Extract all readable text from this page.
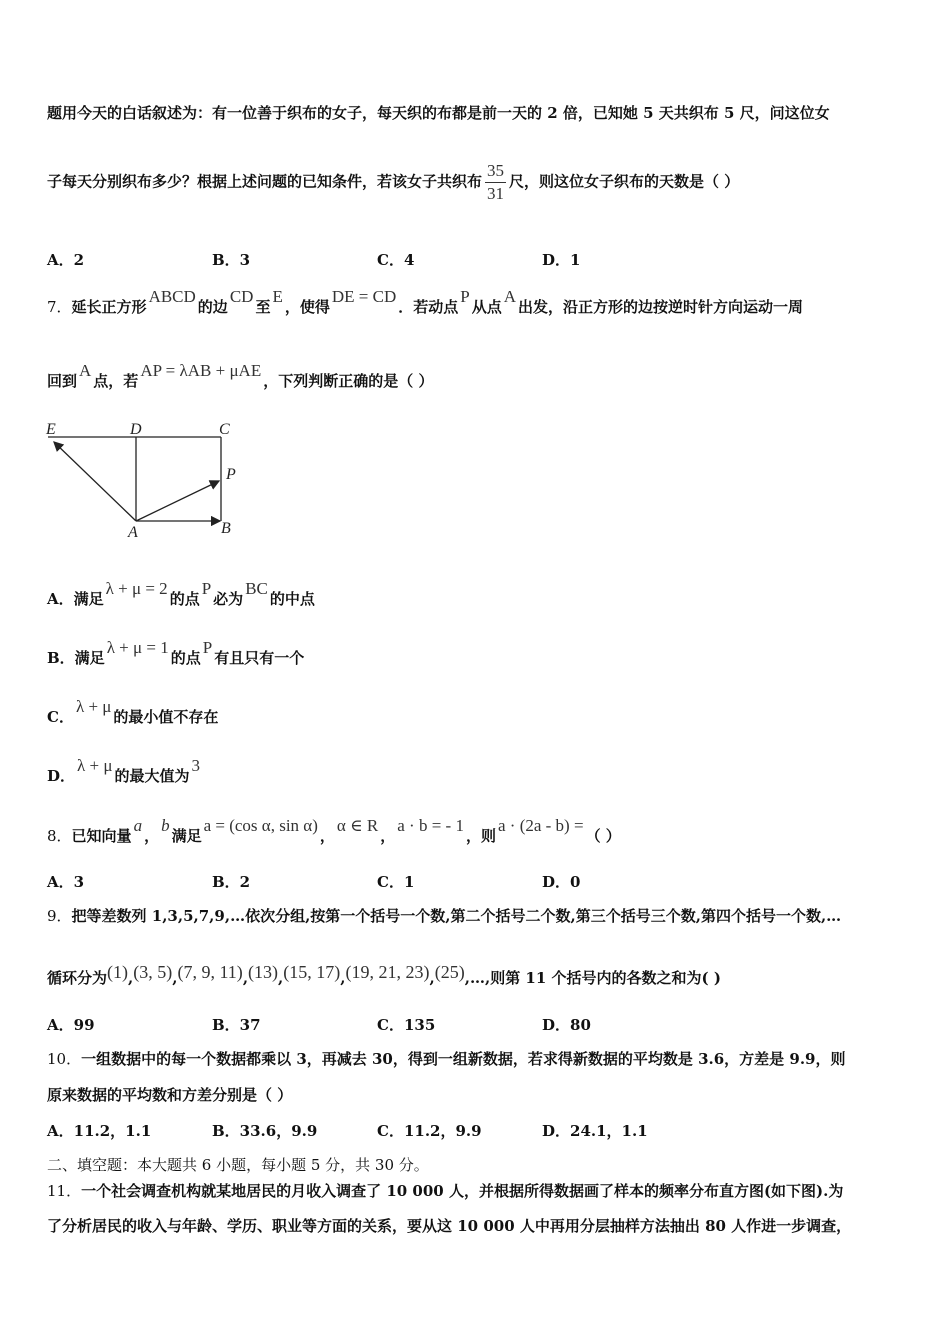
题用今天的白话叙述为：有一位善于织布的女子，每天织的布都是前一天的 2 倍，已知她 5 天共织布 5 尺，问这位女
子每天分别织布多少？根据上述问题的已知条件，若该女子共织布 $\frac{35}{31}$ 尺，则这位女子织布的天数是（ ）
A．2	B．3	C．4	D．1
7．延长正方形ABCD的边CD至E，使得DE = CD．若动点P从点A出发，沿正方形的边按逆时针方向运动一周
回到A点，若AP = λAB + μAE，下列判断正确的是（ ）
E	D	C
P
A	B
A．满足λ + μ = 2的点P必为BC的中点
B．满足λ + μ = 1的点P有且只有一个
C．λ + μ的最小值不存在
D．λ + μ的最大值为3
8．已知向量a，b满足a = (cos α, sin α)，α ∈ R，a · b = - 1，则a · (2a - b) =（ ）
A．3	B．2	C．1	D．0
9．把等差数列 1,3,5,7,9,…依次分组,按第一个括号一个数,第二个括号二个数,第三个括号三个数,第四个括号一个数,…
循环分为(1),(3, 5),(7, 9, 11),(13),(15, 17),(19, 21, 23),(25),…,则第 11 个括号内的各数之和为( )
A．99	B．37	C．135	D．80
10．一组数据中的每一个数据都乘以 3，再减去 30，得到一组新数据，若求得新数据的平均数是 3.6，方差是 9.9，则
原来数据的平均数和方差分别是（ ）
A．11.2，1.1	B．33.6，9.9	C．11.2，9.9	D．24.1，1.1
二、填空题：本大题共 6 小题，每小题 5 分，共 30 分。
11．一个社会调查机构就某地居民的月收入调查了 10 000 人，并根据所得数据画了样本的频率分布直方图(如下图).为
了分析居民的收入与年龄、学历、职业等方面的关系，要从这 10 000 人中再用分层抽样方法抽出 80 人作进一步调查，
----------
Problem details:
Repeat everything in the records precisely. Images are excluded from the copy.

Result of this exercise:
Extract all readable text from this page.
题用今天的白话叙述为：有一位善于织布的女子，每天织的布都是前一天的 2 倍，已知她 5 天共织布 5 尺，问这位女
子每天分别织布多少？根据上述问题的已知条件，若该女子共织布 $\frac{35}{31}$ 尺，则这位女子织布的天数是（ ）
A．2	B．3	C．4	D．1
7．延长正方形ABCD的边CD至E，使得DE = CD．若动点P从点A出发，沿正方形的边按逆时针方向运动一周
回到A点，若AP = λAB + μAE，下列判断正确的是（ ）
E	D	C
P
A	B
A．满足λ + μ = 2的点P必为BC的中点
B．满足λ + μ = 1的点P有且只有一个
C．λ + μ的最小值不存在
D．λ + μ的最大值为3
8．已知向量a，b满足a = (cos α, sin α)，α ∈ R，a · b = - 1，则a · (2a - b) =（ ）
A．3	B．2	C．1	D．0
9．把等差数列 1,3,5,7,9,…依次分组,按第一个括号一个数,第二个括号二个数,第三个括号三个数,第四个括号一个数,…
循环分为(1),(3, 5),(7, 9, 11),(13),(15, 17),(19, 21, 23),(25),…,则第 11 个括号内的各数之和为( )
A．99	B．37	C．135	D．80
10．一组数据中的每一个数据都乘以 3，再减去 30，得到一组新数据，若求得新数据的平均数是 3.6，方差是 9.9，则
原来数据的平均数和方差分别是（ ）
A．11.2，1.1	B．33.6，9.9	C．11.2，9.9	D．24.1，1.1
二、填空题：本大题共 6 小题，每小题 5 分，共 30 分。
11．一个社会调查机构就某地居民的月收入调查了 10 000 人，并根据所得数据画了样本的频率分布直方图(如下图).为
了分析居民的收入与年龄、学历、职业等方面的关系，要从这 10 000 人中再用分层抽样方法抽出 80 人作进一步调查，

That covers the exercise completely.